-- Start --

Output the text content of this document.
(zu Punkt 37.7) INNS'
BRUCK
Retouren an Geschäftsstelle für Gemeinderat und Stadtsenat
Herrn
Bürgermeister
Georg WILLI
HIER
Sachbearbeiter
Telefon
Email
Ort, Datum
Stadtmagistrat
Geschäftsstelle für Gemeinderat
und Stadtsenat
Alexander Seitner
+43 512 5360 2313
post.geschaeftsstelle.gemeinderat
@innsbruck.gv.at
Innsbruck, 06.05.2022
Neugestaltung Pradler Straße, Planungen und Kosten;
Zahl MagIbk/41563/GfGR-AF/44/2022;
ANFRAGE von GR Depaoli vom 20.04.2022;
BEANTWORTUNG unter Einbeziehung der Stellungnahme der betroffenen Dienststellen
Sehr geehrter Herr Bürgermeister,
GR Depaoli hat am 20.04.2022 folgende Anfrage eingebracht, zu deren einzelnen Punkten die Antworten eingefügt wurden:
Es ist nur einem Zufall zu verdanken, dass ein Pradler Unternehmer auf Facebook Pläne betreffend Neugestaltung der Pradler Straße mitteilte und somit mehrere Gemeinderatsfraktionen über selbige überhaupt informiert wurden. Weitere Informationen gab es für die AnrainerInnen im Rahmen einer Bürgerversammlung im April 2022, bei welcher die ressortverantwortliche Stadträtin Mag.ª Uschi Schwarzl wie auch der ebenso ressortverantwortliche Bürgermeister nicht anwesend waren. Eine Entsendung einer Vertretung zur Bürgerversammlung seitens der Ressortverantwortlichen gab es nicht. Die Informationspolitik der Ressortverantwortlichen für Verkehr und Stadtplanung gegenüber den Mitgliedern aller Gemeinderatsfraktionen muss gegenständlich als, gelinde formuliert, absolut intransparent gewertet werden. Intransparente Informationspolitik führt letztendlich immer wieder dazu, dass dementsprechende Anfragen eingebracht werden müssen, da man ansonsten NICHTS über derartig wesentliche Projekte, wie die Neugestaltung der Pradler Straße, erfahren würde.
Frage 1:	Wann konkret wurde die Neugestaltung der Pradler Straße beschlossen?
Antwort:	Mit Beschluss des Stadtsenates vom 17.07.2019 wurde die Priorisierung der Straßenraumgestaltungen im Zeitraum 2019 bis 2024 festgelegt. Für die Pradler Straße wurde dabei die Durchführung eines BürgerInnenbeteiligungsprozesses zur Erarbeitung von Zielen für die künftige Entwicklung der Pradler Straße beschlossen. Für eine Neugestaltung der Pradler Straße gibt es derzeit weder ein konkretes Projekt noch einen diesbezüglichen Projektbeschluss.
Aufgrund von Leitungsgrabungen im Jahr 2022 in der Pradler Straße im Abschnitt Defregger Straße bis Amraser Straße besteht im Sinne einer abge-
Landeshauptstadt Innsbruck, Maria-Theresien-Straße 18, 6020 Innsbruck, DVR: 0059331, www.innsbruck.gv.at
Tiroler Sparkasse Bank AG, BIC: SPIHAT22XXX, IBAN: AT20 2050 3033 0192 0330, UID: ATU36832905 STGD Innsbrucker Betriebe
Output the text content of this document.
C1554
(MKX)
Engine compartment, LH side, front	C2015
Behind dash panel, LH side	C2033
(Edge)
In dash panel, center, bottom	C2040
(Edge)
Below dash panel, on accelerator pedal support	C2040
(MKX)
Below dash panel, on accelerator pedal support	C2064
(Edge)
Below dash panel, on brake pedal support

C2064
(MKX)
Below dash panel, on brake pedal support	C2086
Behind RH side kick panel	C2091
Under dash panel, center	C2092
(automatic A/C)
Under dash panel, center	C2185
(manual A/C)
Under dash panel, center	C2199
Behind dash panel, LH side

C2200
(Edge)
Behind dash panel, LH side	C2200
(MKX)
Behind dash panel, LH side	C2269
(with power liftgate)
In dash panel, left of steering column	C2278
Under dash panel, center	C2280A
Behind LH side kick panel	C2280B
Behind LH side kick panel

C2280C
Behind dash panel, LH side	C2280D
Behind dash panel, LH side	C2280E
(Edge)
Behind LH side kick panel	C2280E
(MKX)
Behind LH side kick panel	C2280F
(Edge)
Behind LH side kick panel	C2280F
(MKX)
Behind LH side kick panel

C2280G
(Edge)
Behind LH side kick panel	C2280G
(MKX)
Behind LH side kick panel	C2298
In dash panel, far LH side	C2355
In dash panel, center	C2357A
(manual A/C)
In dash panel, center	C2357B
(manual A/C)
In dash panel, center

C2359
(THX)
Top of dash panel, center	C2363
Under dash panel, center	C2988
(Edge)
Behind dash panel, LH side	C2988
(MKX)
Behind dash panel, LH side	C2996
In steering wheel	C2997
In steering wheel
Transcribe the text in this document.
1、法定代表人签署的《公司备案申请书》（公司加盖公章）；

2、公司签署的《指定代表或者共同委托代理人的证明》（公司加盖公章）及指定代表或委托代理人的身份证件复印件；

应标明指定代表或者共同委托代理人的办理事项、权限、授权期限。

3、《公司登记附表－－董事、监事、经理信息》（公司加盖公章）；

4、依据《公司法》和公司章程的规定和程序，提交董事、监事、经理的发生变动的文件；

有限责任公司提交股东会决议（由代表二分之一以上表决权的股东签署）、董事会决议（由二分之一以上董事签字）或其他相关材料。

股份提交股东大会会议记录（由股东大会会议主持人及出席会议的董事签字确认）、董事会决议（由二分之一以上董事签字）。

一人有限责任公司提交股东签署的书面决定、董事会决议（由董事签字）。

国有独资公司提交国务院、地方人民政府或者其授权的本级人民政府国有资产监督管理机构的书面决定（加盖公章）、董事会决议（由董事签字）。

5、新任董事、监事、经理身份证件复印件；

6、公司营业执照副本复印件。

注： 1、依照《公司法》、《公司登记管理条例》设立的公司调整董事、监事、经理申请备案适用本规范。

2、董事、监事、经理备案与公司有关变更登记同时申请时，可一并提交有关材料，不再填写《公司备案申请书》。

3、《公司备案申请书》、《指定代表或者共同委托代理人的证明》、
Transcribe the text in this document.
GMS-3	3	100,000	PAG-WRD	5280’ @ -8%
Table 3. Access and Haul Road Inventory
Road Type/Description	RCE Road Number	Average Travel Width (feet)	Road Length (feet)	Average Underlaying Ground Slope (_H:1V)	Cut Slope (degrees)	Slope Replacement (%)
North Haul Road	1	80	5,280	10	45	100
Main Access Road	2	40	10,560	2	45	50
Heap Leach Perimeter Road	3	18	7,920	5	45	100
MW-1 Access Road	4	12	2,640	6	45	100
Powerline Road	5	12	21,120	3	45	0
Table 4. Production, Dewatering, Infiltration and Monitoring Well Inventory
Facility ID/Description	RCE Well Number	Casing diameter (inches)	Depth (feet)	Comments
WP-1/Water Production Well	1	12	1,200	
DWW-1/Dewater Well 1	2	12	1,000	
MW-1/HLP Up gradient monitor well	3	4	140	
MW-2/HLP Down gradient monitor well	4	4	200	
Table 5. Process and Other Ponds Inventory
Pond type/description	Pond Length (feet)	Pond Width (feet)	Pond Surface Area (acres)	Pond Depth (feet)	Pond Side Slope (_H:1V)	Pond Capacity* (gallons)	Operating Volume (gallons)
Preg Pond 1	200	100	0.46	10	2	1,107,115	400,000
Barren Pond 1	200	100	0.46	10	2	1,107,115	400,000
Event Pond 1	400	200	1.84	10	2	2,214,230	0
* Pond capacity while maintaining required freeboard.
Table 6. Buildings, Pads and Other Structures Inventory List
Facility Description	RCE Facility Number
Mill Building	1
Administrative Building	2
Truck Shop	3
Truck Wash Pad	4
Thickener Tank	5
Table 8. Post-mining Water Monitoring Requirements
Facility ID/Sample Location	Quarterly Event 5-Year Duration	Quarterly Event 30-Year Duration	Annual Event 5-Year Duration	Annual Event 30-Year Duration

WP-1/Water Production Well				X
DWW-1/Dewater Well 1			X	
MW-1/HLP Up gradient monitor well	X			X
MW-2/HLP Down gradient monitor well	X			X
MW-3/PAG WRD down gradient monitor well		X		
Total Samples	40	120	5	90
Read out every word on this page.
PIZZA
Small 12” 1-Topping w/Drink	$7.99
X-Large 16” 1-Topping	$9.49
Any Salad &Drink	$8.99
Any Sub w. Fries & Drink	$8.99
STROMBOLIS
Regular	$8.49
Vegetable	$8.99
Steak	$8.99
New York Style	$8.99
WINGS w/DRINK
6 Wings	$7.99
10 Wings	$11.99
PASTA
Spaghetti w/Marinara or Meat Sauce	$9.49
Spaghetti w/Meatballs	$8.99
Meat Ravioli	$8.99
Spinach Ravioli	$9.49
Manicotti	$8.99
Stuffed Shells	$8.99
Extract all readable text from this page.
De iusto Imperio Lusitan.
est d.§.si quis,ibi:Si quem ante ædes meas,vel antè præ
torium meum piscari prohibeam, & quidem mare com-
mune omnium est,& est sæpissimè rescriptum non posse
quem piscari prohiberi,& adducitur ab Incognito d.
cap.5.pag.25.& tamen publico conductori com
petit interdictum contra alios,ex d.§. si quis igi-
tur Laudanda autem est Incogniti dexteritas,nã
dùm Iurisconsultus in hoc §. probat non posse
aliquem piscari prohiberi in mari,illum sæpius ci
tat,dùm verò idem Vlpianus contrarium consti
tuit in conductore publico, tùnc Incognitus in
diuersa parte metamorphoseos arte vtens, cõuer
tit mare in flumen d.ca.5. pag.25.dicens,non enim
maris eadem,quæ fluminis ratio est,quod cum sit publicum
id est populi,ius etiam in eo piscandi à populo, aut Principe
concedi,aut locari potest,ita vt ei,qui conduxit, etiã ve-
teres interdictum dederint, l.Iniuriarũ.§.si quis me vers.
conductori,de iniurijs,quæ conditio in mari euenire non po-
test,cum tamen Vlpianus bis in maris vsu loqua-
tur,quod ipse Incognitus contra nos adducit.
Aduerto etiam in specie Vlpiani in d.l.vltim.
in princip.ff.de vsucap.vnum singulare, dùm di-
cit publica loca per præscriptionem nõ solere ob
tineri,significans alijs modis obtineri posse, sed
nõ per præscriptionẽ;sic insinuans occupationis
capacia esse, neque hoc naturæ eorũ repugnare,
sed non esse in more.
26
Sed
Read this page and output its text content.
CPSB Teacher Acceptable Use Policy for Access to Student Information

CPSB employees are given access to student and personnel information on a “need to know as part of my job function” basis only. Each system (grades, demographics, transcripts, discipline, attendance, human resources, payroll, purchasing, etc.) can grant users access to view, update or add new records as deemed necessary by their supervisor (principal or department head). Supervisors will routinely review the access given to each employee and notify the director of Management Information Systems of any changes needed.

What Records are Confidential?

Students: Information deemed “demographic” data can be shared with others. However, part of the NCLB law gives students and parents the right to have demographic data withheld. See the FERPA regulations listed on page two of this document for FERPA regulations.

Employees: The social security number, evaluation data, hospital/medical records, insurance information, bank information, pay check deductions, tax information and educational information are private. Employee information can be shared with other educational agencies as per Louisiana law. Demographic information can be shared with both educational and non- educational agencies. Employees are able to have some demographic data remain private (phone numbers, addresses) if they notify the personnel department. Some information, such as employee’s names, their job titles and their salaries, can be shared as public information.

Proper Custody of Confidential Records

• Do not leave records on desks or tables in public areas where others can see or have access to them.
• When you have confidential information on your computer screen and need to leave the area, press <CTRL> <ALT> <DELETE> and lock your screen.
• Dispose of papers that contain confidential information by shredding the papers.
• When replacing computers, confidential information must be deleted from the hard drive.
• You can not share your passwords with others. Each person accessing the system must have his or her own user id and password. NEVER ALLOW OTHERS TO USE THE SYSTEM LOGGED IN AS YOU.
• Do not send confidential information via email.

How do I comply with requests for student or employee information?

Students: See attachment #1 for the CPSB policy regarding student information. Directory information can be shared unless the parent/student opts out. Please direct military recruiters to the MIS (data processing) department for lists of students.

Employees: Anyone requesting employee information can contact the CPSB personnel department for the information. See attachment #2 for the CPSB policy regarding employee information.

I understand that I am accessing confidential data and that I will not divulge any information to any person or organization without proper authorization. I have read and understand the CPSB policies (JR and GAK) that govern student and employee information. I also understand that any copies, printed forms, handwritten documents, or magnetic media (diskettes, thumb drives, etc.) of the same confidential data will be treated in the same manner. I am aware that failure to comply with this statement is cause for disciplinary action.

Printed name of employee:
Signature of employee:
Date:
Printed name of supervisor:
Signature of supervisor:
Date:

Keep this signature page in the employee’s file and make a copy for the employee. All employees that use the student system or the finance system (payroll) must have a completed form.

-- End --

• _Problem description_
Copy every line that includes the string "公司备案申请书" from the material above.

• _Completed exercise_
1、法定代表人签署的《公司备案申请书》（公司加盖公章）；
2、董事、监事、经理备案与公司有关变更登记同时申请时，可一并提交有关材料，不再填写《公司备案申请书》。
3、《公司备案申请书》、《指定代表或者共同委托代理人的证明》、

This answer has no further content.